* begin Data listing *
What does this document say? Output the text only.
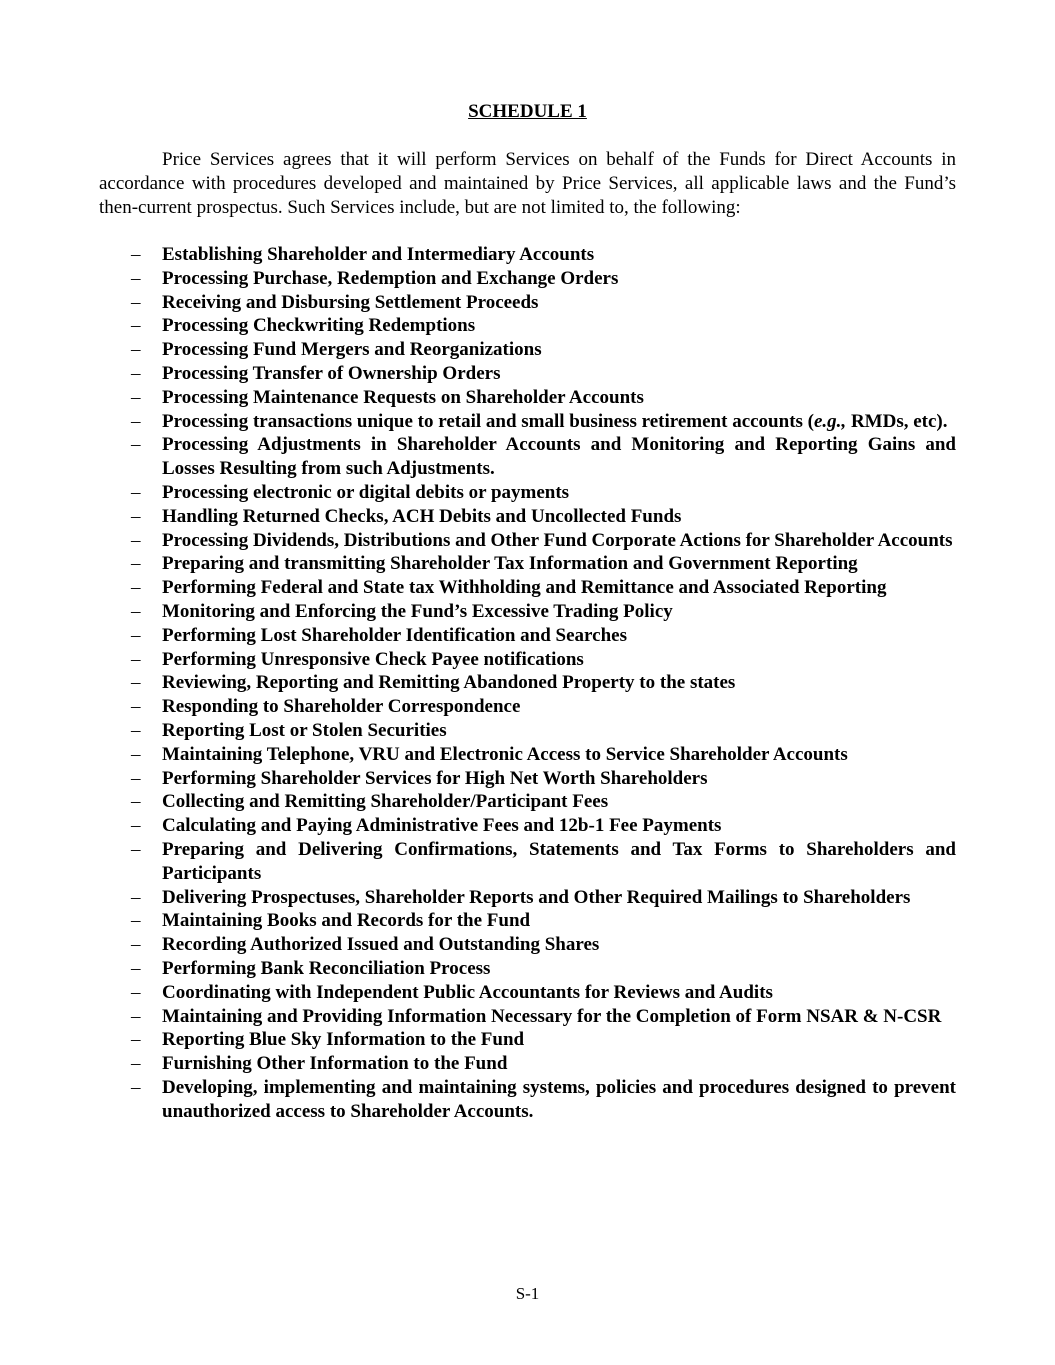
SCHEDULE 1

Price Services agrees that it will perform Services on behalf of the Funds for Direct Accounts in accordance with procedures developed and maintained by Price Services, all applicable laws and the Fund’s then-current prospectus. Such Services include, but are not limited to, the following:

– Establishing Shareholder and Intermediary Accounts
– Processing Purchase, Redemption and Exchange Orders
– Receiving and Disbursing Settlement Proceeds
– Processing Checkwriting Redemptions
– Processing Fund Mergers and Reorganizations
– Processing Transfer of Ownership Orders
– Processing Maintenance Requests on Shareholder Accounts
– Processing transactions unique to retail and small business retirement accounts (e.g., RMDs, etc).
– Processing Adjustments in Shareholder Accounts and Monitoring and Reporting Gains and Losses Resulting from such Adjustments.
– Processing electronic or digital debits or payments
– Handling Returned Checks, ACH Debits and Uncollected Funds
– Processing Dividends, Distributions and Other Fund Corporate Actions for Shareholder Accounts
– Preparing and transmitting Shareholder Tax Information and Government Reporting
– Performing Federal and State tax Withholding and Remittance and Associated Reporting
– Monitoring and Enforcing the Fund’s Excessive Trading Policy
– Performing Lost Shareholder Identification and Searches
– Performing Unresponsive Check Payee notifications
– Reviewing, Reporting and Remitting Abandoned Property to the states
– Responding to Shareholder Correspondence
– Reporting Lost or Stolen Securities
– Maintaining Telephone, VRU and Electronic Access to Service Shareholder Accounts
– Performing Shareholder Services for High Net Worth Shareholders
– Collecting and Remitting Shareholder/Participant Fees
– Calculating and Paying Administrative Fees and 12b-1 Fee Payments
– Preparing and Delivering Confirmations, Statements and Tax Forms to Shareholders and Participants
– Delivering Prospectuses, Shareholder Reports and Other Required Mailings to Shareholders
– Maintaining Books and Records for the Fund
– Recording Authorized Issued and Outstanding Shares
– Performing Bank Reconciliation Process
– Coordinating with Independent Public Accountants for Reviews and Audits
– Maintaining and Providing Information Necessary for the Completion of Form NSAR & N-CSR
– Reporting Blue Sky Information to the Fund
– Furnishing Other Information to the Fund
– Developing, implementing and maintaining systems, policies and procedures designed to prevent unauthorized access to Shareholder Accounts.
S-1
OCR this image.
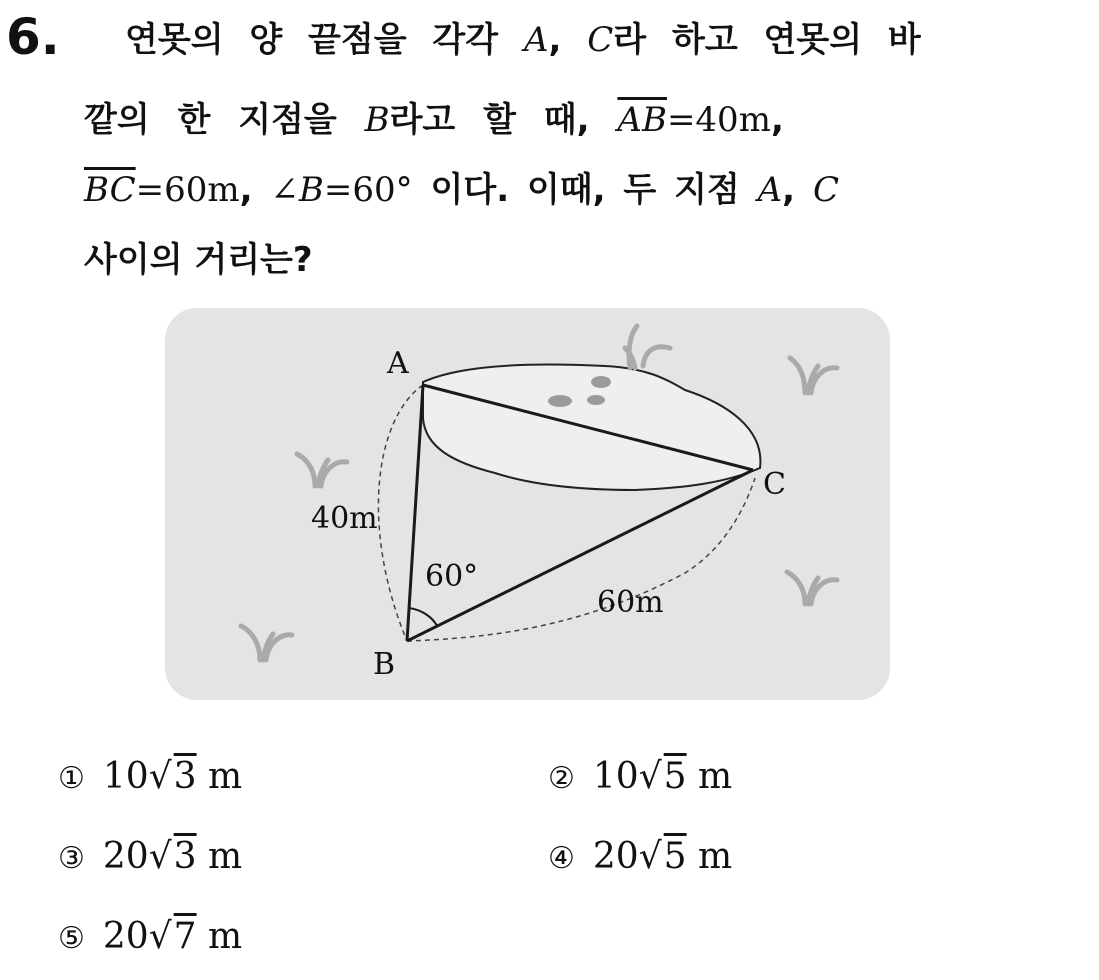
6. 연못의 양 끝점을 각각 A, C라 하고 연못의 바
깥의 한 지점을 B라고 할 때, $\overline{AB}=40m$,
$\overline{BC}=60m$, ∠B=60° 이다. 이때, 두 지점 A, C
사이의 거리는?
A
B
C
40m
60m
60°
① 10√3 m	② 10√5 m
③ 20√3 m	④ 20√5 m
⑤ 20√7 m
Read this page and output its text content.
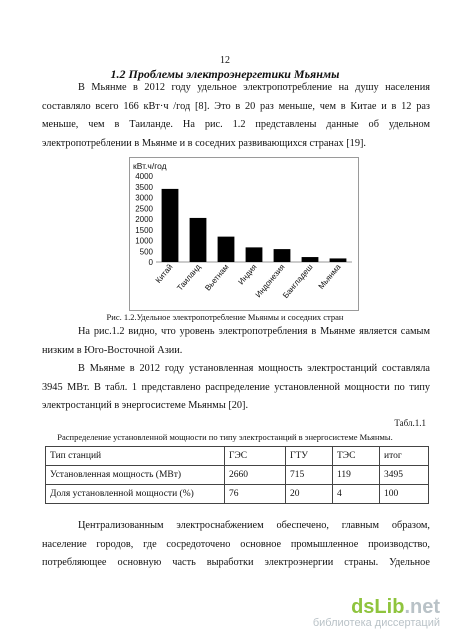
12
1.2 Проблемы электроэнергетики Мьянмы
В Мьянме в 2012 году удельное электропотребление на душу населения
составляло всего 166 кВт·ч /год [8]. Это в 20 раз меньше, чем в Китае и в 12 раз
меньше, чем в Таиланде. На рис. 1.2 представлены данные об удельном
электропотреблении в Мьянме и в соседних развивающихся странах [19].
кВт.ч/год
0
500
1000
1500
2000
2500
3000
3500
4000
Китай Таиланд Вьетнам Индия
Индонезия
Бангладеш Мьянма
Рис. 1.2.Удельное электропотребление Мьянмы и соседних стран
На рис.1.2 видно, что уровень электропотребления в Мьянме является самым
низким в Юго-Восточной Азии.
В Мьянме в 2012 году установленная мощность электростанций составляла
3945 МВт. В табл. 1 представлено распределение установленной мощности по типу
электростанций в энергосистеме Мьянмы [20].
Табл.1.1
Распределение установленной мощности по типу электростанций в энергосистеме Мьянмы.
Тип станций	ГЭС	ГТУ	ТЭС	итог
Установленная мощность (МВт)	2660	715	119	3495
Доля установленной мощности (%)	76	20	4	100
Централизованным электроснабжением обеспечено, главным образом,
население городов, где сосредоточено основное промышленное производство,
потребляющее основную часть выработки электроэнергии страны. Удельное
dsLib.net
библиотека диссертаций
* end Data listing *
* begin Data listing *
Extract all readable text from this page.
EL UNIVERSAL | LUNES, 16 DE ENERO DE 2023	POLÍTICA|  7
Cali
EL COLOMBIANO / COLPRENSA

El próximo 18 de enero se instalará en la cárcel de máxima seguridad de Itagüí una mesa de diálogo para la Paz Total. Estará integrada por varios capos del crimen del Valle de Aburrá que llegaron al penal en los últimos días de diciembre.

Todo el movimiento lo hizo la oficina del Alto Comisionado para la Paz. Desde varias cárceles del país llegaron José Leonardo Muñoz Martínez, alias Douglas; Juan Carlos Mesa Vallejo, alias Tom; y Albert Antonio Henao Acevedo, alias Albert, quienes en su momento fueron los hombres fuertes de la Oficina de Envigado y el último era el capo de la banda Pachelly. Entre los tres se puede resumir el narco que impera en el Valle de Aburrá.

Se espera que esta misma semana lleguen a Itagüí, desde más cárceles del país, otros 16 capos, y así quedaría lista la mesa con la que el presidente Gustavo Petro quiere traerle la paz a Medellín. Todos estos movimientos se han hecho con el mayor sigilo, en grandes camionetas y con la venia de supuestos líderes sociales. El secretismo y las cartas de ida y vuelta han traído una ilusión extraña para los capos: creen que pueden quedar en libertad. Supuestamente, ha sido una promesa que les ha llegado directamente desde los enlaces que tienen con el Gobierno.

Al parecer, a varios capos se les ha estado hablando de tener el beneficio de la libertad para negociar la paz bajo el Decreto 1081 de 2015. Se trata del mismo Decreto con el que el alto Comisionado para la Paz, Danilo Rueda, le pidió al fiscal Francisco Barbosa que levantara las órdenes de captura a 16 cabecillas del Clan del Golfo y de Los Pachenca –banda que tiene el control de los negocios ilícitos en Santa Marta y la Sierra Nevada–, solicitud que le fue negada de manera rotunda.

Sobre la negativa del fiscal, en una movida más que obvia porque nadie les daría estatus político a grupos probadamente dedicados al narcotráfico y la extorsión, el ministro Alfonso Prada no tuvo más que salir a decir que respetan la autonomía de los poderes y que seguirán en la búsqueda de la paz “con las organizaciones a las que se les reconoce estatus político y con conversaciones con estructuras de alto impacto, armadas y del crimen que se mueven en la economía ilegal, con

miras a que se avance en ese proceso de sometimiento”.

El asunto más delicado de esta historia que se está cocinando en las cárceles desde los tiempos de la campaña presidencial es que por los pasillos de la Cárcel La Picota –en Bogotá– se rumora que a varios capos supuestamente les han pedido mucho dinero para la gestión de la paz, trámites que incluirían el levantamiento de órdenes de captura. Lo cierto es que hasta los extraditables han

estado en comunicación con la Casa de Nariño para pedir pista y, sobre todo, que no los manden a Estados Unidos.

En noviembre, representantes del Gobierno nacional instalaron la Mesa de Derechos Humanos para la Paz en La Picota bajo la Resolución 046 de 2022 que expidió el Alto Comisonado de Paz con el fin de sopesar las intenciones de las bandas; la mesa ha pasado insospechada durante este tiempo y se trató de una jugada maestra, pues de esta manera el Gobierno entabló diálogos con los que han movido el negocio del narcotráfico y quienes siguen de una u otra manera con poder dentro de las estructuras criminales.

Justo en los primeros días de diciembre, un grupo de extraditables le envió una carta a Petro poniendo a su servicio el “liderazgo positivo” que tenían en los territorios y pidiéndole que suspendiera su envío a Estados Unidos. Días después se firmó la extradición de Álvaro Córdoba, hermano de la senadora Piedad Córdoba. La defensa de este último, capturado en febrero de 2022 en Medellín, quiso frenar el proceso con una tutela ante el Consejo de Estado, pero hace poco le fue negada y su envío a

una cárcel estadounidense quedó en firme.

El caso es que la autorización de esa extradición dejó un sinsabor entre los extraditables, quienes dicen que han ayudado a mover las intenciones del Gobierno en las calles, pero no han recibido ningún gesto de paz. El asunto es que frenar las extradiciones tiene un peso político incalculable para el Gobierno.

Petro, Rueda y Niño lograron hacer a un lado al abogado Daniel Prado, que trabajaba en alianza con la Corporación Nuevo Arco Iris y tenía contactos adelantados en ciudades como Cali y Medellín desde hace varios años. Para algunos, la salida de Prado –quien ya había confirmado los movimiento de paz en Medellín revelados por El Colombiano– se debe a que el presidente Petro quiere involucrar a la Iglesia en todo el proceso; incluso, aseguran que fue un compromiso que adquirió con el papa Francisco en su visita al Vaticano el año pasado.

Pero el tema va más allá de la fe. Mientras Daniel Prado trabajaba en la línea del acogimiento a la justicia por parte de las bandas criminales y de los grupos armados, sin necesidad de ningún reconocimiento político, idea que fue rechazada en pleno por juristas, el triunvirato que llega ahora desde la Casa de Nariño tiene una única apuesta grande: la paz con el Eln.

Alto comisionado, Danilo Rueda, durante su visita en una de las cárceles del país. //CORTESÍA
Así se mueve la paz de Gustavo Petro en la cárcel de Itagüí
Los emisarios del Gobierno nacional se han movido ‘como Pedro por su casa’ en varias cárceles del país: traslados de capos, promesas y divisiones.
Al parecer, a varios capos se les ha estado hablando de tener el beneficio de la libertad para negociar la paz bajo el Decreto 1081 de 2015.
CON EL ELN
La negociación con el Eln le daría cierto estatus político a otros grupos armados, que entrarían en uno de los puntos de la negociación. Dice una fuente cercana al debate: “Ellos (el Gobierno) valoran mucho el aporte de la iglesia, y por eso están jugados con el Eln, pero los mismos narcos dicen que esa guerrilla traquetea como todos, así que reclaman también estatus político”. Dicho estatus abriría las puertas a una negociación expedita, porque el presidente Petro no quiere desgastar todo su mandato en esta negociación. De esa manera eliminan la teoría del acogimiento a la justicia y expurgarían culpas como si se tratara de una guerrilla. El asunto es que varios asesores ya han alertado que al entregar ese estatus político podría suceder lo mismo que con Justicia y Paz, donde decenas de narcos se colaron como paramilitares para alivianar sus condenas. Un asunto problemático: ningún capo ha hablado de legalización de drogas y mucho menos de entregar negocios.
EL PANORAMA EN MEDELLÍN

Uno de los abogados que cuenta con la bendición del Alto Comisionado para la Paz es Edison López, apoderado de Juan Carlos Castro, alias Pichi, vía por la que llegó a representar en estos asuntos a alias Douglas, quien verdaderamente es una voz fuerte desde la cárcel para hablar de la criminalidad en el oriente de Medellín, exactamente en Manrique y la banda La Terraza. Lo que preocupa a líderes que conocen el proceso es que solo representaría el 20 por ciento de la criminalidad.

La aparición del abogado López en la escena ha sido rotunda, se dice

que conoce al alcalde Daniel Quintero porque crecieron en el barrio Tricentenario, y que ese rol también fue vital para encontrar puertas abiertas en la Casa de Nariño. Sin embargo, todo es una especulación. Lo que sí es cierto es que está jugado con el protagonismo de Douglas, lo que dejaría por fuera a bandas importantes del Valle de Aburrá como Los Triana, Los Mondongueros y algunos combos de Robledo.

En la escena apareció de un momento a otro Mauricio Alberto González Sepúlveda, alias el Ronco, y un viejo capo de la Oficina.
* end Data listing *
• [Task requirements]:
Identify all lines where the word "мощности" shows up. Copy them.

• [Finished answer]:
3945 МВт. В табл. 1 представлено распределение установленной мощности по типу
Распределение установленной мощности по типу электростанций в энергосистеме Мьянмы.
Доля установленной мощности (%)	76	20	4	100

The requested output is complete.